### Text
Efficacy and activity of PD-1 blockade in patients with advanced esophageal squamous cell carcinoma: a systematic review and meta-analysis with focus on the value of PD-L1 combined positive score

Abstract

BackgroundRecently, several randomized controlled trials (RCTs) investigated immunotherapy-based regimens versus chemotherapy alone in patients with advanced esophageal squamous cell carcinoma (ESCC). Here we conducted a systematic review and meta-analysis on the efficacy and activity of programmed cell death protein 1 blockade in these patients, with focus on the value of programmed death-ligand 1 combined positive score (CPS) for selecting patients who may benefit the most.MethodsRCTs investigating treatment with or without immune checkpoint inhibitors for advanced ESCC were selected. The hazard ratio (HR) and the odds ratio were used to compare the treatment effect on survival outcomes and tumor response, respectively, for immunotherapy-based regimens compared with standard chemotherapy, overall and according to geographic region or treatment line. We carried out a subgroup analysis comparing patients with CPS ≥10 or <10 and the evidence for treatment effect was evaluated by interaction test.ResultsA total of 5257 patients and 10 RCTs were included. Overall, the HR for overall survival benefit with immunotherapy-based regimens was 0.71 [95% confidence interval (CI) 0.66-0.76] compared with chemotherapy alone; such effect was independent from geographical region (Asia versus rest of the world) and treatment line (upfront versus second/further lines). The HR for progression-free survival benefit and the odds ratio for overall response rate increase were 0.78 (95% CI 0.66-0.93) and 1.50 (95% CI 1.22-1.83), respectively. The HR for overall survival benefit with immunotherapy-based treatment was 0.60 (95% CI 0.51-0.70) for CPS ≥10 subgroup versus 0.83 (95% CI 0.69-1.00) for CPS <10 (P for interaction 0.009).ConclusionsImmune checkpoint inhibitors have a consistent benefit in reducing the risk of death for ESCC patients which is dependent on programmed death-ligand 1 CPS status. Further investigations of biomarkers for immunotherapy in the subgroup of patients with CPS <10 are needed.

### What needs to be done
In the abstract on PD-1 blockade in esophageal cancer, explain in one to three sentences why the authors used both a hazard ratio and an odds ratio.

### Source information

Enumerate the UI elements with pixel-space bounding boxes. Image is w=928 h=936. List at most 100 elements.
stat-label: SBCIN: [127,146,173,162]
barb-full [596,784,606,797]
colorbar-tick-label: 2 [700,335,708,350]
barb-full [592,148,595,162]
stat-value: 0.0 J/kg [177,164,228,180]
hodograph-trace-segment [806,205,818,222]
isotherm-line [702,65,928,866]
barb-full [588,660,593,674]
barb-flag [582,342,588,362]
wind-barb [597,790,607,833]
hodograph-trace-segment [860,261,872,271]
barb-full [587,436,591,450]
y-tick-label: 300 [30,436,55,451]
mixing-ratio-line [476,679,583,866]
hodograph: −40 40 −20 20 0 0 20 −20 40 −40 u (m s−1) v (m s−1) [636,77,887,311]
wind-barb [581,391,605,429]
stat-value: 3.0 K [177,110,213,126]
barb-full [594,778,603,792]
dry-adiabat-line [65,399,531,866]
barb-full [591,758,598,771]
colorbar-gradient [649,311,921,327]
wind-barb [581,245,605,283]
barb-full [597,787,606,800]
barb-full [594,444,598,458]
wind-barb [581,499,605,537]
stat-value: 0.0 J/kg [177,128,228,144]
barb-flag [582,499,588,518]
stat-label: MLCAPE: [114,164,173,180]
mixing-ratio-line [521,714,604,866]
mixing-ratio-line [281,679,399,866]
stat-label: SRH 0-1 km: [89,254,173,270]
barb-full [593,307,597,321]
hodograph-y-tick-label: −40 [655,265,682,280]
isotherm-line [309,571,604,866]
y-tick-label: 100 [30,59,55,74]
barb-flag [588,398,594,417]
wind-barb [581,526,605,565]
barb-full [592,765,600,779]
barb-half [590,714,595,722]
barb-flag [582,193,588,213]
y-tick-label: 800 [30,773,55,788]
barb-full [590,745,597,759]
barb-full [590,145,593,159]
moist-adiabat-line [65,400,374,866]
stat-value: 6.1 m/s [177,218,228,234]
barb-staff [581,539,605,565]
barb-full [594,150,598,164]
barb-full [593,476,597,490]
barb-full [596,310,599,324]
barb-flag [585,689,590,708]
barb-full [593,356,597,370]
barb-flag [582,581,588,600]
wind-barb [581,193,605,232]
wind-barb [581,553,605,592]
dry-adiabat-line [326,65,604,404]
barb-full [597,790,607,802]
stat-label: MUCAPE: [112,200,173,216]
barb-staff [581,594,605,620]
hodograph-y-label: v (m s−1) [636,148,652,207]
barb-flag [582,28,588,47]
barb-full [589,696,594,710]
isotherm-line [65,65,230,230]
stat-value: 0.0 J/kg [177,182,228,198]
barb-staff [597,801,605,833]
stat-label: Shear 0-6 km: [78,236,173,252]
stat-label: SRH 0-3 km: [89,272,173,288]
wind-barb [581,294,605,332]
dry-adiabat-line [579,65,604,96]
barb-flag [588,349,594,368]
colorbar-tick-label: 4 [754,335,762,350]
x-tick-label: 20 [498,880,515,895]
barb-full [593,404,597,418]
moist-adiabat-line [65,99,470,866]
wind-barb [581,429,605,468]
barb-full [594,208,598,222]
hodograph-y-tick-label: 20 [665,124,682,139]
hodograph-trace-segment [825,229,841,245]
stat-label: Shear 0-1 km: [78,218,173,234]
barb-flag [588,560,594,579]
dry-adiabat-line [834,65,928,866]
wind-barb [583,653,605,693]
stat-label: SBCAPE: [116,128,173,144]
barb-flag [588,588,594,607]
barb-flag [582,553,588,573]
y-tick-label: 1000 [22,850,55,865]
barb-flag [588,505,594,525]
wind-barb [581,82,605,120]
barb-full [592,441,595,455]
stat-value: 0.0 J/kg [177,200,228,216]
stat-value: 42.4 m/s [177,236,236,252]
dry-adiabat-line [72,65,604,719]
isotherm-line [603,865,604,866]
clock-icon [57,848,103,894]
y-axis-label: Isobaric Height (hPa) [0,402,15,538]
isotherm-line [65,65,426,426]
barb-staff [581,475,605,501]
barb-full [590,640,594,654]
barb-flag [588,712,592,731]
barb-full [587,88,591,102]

### Result below
Each ratio measured a different outcome. The hazard ratio compared the treatment effect on survival. The odds ratio compared the effect on tumor response, in both cases for immunotherapy-based regimens against standard chemotherapy.